- _What is expected_:
Repeat the material below exactly, line for line.

((

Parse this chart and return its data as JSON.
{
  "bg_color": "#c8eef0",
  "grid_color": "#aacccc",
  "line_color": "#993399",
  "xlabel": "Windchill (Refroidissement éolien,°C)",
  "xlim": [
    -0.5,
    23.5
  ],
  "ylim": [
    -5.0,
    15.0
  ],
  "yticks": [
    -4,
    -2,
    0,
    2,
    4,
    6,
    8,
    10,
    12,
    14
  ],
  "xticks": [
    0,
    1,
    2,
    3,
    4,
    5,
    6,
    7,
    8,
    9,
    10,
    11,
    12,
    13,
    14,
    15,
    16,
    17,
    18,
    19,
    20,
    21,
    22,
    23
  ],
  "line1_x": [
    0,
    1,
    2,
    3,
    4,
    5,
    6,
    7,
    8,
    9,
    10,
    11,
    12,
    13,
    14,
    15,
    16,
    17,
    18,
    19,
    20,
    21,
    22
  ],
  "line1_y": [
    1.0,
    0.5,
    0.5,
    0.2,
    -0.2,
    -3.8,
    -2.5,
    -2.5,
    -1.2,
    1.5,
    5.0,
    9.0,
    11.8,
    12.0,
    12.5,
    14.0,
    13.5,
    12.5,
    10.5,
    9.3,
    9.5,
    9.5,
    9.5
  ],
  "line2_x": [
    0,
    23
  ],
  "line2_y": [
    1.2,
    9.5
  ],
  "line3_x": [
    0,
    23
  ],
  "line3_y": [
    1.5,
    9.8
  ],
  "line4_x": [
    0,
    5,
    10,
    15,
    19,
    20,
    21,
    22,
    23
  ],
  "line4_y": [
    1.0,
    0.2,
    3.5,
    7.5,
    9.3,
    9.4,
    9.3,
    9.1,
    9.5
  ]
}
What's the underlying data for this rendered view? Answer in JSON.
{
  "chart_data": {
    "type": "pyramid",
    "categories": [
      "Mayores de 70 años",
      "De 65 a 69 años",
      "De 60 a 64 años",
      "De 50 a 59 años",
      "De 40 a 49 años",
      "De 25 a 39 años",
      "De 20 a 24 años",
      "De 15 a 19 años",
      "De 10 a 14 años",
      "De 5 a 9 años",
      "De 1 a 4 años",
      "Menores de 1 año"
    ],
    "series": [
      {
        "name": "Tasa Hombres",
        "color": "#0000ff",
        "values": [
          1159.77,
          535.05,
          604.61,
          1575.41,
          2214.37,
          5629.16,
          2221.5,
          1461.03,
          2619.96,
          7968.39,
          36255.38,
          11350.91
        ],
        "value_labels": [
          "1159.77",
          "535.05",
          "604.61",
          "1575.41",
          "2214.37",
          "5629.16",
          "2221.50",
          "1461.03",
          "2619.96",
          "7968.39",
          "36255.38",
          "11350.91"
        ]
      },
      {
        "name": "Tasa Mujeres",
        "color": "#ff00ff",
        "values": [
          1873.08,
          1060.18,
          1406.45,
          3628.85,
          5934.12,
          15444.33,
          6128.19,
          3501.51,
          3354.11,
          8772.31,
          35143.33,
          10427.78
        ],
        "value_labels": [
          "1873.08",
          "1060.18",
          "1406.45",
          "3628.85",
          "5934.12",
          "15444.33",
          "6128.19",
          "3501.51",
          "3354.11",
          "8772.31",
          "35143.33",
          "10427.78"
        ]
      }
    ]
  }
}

))

- _Exercise response_:
Parse this chart and return its data as JSON.
{
  "bg_color": "#c8eef0",
  "grid_color": "#aacccc",
  "line_color": "#993399",
  "xlabel": "Windchill (Refroidissement éolien,°C)",
  "xlim": [
    -0.5,
    23.5
  ],
  "ylim": [
    -5.0,
    15.0
  ],
  "yticks": [
    -4,
    -2,
    0,
    2,
    4,
    6,
    8,
    10,
    12,
    14
  ],
  "xticks": [
    0,
    1,
    2,
    3,
    4,
    5,
    6,
    7,
    8,
    9,
    10,
    11,
    12,
    13,
    14,
    15,
    16,
    17,
    18,
    19,
    20,
    21,
    22,
    23
  ],
  "line1_x": [
    0,
    1,
    2,
    3,
    4,
    5,
    6,
    7,
    8,
    9,
    10,
    11,
    12,
    13,
    14,
    15,
    16,
    17,
    18,
    19,
    20,
    21,
    22
  ],
  "line1_y": [
    1.0,
    0.5,
    0.5,
    0.2,
    -0.2,
    -3.8,
    -2.5,
    -2.5,
    -1.2,
    1.5,
    5.0,
    9.0,
    11.8,
    12.0,
    12.5,
    14.0,
    13.5,
    12.5,
    10.5,
    9.3,
    9.5,
    9.5,
    9.5
  ],
  "line2_x": [
    0,
    23
  ],
  "line2_y": [
    1.2,
    9.5
  ],
  "line3_x": [
    0,
    23
  ],
  "line3_y": [
    1.5,
    9.8
  ],
  "line4_x": [
    0,
    5,
    10,
    15,
    19,
    20,
    21,
    22,
    23
  ],
  "line4_y": [
    1.0,
    0.2,
    3.5,
    7.5,
    9.3,
    9.4,
    9.3,
    9.1,
    9.5
  ]
}
What's the underlying data for this rendered view? Answer in JSON.
{
  "chart_data": {
    "type": "pyramid",
    "categories": [
      "Mayores de 70 años",
      "De 65 a 69 años",
      "De 60 a 64 años",
      "De 50 a 59 años",
      "De 40 a 49 años",
      "De 25 a 39 años",
      "De 20 a 24 años",
      "De 15 a 19 años",
      "De 10 a 14 años",
      "De 5 a 9 años",
      "De 1 a 4 años",
      "Menores de 1 año"
    ],
    "series": [
      {
        "name": "Tasa Hombres",
        "color": "#0000ff",
        "values": [
          1159.77,
          535.05,
          604.61,
          1575.41,
          2214.37,
          5629.16,
          2221.5,
          1461.03,
          2619.96,
          7968.39,
          36255.38,
          11350.91
        ],
        "value_labels": [
          "1159.77",
          "535.05",
          "604.61",
          "1575.41",
          "2214.37",
          "5629.16",
          "2221.50",
          "1461.03",
          "2619.96",
          "7968.39",
          "36255.38",
          "11350.91"
        ]
      },
      {
        "name": "Tasa Mujeres",
        "color": "#ff00ff",
        "values": [
          1873.08,
          1060.18,
          1406.45,
          3628.85,
          5934.12,
          15444.33,
          6128.19,
          3501.51,
          3354.11,
          8772.31,
          35143.33,
          10427.78
        ],
        "value_labels": [
          "1873.08",
          "1060.18",
          "1406.45",
          "3628.85",
          "5934.12",
          "15444.33",
          "6128.19",
          "3501.51",
          "3354.11",
          "8772.31",
          "35143.33",
          "10427.78"
        ]
      }
    ]
  }
}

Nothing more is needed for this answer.